Description of the task – Say how many lines contain the word "idropulitrici". Only the number should be given.

[Source data]
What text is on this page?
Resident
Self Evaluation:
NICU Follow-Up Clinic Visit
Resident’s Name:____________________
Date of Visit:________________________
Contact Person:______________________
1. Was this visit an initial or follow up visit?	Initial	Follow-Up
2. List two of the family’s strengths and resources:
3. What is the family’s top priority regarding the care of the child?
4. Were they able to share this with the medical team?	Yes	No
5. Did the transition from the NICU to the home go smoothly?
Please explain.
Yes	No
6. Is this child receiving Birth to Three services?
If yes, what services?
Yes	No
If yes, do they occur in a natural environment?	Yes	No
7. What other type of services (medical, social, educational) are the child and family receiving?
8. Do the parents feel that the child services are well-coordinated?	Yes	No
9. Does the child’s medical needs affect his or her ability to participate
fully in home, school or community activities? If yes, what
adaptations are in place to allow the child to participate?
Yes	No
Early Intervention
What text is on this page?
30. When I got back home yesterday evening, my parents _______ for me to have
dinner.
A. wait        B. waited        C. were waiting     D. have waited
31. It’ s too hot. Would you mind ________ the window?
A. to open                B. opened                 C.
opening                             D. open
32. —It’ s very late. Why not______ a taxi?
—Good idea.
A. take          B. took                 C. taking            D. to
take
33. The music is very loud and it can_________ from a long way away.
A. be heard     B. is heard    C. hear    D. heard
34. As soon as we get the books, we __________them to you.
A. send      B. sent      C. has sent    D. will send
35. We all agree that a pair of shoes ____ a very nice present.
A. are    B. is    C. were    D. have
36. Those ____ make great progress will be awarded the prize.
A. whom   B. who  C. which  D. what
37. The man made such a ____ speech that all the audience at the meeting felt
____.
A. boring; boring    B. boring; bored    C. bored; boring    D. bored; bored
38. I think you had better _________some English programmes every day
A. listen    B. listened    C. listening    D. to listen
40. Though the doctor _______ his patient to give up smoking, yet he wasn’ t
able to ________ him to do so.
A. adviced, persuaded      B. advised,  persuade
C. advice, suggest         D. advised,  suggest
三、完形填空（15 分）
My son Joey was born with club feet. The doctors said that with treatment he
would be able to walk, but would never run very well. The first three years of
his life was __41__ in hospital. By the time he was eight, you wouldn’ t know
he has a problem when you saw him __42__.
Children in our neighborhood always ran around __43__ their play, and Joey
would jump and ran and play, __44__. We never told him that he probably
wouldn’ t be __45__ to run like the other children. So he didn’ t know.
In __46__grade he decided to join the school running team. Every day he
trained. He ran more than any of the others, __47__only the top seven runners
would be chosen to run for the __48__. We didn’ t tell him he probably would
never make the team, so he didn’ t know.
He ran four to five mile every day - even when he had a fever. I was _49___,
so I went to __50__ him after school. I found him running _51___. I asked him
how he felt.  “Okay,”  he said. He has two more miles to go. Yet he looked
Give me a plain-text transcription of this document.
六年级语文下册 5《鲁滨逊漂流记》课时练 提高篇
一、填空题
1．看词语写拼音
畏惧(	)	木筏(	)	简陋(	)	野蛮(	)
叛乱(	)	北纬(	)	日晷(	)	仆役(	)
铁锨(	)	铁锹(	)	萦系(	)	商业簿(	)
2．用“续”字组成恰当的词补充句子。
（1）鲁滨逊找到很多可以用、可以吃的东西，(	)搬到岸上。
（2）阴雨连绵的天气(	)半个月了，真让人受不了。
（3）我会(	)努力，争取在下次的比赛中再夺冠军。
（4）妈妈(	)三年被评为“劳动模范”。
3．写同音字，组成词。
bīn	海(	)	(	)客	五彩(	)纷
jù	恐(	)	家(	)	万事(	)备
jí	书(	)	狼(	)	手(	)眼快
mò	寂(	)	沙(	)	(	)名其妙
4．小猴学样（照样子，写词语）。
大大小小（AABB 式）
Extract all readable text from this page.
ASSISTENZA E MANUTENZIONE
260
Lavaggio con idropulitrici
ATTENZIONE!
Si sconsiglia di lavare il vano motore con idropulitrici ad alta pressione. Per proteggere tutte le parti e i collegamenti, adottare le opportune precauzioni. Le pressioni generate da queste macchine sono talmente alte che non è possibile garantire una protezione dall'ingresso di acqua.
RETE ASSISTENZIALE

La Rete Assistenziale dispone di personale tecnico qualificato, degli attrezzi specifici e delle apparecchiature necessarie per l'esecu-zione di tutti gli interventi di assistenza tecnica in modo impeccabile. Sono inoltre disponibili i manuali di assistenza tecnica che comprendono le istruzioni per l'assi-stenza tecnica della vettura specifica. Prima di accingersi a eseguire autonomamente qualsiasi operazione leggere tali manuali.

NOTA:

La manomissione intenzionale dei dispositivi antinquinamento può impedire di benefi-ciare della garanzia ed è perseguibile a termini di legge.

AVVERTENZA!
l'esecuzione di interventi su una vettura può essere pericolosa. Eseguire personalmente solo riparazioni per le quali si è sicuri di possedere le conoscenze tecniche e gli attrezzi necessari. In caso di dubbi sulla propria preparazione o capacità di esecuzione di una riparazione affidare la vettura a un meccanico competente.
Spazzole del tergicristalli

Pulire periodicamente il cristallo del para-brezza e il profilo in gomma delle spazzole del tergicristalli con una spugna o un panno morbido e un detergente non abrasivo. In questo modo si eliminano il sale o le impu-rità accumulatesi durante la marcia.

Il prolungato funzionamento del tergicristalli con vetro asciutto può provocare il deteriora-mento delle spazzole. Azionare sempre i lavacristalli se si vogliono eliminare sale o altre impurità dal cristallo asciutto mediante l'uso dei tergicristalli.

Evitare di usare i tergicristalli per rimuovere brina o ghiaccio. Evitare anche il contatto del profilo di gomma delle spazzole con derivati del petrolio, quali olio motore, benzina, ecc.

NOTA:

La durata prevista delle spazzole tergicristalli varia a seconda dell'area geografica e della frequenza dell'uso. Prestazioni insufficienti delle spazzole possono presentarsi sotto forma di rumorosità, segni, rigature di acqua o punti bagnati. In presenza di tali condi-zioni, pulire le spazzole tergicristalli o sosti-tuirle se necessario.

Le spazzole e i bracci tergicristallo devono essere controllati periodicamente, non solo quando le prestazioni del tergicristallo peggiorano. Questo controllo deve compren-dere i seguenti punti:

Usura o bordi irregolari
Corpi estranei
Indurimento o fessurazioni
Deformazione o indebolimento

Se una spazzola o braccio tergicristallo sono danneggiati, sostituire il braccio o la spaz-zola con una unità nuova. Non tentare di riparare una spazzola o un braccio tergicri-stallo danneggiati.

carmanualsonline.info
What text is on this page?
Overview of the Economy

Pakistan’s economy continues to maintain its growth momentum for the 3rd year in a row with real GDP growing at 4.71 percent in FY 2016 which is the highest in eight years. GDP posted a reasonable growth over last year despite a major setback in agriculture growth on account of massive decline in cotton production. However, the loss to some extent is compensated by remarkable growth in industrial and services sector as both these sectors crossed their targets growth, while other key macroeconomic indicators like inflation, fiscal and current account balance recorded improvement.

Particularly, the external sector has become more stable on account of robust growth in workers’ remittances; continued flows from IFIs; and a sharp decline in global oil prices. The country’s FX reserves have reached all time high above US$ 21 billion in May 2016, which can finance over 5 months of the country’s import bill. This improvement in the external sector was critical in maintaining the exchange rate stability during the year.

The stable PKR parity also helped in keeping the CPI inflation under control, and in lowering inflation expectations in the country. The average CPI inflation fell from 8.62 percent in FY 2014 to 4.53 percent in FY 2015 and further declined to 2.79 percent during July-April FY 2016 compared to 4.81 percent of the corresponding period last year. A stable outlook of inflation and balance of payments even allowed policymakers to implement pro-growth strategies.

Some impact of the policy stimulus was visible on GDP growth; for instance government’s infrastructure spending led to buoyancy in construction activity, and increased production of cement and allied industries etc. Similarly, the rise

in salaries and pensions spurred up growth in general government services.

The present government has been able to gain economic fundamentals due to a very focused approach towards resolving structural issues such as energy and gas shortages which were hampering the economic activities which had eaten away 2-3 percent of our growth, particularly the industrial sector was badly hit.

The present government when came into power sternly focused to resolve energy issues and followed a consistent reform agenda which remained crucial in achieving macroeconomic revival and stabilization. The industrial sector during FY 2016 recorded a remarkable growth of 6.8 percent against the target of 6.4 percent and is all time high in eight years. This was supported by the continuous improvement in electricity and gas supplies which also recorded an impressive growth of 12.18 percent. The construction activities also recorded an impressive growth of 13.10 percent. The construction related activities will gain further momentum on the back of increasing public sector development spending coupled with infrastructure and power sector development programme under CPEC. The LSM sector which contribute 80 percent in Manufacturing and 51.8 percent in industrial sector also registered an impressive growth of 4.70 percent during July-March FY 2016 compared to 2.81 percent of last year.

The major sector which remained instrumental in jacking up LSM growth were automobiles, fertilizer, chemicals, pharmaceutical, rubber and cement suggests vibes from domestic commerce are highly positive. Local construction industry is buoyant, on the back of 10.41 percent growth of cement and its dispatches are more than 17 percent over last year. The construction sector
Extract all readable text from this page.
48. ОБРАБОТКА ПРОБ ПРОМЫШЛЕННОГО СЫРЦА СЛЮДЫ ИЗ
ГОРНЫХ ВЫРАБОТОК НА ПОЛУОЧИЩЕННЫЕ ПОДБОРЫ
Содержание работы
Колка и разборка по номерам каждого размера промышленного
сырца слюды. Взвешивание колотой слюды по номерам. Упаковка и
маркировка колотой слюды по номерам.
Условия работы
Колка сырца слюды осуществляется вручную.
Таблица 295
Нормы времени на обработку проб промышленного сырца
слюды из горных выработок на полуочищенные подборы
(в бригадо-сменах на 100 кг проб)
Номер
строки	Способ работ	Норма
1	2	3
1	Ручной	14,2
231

Solution for this task – 2